=== Work to do ===
In the entries below, find the lines that contain the word "this" and copy them.

** start of Provided material **

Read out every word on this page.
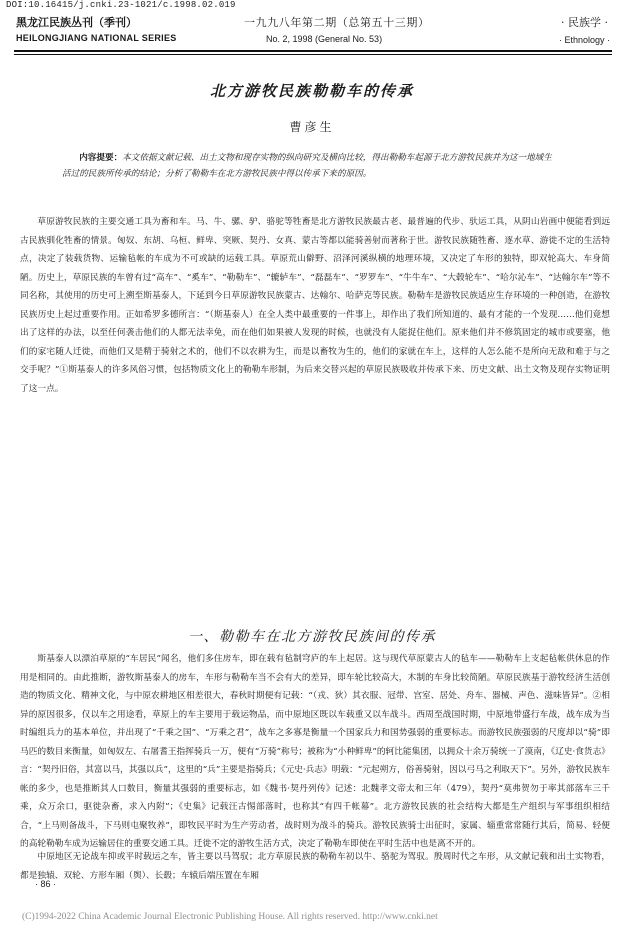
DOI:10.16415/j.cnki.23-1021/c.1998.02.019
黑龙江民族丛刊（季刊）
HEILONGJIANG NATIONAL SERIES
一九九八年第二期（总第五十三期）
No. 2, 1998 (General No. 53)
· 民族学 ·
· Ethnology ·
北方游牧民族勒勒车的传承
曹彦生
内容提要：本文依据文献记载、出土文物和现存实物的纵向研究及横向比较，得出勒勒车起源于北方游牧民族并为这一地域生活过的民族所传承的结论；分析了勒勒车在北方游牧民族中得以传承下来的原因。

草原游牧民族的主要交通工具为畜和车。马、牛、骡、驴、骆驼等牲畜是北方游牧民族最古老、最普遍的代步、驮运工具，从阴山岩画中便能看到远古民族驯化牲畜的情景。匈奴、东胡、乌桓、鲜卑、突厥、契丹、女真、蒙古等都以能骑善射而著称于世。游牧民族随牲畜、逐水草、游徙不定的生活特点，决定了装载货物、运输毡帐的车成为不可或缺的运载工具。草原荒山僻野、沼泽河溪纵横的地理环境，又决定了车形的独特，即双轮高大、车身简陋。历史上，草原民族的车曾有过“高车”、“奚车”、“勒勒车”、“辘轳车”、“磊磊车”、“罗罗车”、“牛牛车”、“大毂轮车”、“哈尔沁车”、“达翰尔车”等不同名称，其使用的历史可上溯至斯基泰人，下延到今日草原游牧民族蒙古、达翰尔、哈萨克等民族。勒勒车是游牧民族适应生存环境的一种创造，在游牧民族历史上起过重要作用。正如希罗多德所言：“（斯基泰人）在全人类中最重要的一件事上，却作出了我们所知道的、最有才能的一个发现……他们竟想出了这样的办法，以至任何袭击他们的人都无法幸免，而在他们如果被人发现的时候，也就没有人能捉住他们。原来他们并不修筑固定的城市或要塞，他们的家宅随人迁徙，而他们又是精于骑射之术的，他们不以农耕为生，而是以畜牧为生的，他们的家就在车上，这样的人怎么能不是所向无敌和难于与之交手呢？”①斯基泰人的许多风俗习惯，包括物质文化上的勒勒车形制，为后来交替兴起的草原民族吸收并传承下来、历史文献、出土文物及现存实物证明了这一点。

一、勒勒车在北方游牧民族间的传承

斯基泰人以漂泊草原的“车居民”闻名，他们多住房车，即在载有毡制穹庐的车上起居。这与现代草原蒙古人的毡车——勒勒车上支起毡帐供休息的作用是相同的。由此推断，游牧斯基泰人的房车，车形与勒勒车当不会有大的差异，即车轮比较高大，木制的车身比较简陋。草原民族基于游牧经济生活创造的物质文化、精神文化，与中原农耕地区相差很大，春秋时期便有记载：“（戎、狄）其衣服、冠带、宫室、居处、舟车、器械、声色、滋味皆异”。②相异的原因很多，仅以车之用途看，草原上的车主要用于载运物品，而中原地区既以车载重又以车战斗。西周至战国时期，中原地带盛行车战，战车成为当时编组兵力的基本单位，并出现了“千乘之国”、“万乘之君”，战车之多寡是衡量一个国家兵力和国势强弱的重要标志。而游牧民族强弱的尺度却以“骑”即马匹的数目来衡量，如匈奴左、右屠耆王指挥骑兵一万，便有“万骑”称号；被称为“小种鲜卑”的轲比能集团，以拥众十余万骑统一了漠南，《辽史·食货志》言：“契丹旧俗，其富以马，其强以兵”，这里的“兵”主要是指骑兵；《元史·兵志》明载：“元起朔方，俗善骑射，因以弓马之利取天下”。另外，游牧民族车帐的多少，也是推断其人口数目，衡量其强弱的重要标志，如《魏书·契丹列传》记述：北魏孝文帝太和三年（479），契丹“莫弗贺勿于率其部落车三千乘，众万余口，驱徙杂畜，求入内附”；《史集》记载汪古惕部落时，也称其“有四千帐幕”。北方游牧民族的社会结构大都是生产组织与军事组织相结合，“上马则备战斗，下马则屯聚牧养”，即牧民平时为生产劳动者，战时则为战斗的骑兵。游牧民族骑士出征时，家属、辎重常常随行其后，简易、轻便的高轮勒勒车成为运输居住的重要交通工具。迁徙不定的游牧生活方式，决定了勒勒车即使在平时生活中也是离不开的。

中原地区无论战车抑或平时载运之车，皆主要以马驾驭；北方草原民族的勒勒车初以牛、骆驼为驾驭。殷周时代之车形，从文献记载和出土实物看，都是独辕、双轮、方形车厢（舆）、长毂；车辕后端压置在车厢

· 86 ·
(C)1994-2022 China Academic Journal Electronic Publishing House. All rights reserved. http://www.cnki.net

** end of Provided material **
** start of Provided material **

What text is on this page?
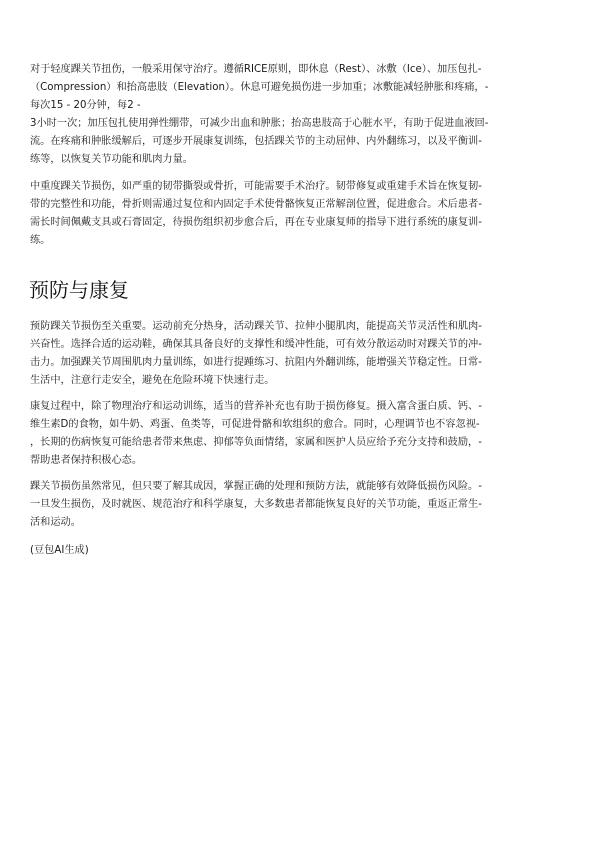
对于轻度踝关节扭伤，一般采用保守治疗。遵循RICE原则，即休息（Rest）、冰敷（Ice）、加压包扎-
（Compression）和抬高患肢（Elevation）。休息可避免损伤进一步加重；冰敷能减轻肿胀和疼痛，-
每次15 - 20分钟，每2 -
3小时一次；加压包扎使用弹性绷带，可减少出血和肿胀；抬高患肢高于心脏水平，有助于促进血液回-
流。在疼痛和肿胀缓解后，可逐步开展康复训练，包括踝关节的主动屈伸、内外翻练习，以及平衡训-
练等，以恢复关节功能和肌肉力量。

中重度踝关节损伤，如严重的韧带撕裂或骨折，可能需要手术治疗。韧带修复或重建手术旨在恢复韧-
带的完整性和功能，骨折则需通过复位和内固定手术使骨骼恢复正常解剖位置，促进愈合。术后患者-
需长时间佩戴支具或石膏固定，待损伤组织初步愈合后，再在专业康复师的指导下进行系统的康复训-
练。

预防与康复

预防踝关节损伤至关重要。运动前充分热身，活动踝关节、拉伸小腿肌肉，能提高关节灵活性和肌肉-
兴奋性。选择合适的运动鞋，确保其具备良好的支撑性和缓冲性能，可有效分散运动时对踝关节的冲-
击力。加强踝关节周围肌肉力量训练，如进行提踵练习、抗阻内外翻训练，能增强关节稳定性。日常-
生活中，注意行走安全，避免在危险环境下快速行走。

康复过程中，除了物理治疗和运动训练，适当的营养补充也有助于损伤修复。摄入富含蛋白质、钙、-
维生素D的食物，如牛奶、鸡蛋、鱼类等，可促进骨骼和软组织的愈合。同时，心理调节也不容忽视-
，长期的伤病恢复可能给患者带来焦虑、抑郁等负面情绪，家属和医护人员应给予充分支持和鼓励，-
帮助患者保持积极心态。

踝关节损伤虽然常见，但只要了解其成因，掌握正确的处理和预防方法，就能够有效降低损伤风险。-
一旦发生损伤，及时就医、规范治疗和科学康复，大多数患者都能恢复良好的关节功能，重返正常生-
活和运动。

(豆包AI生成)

** end of Provided material **

=== Written answer ===
Read out every word on this page.
What text is on this page?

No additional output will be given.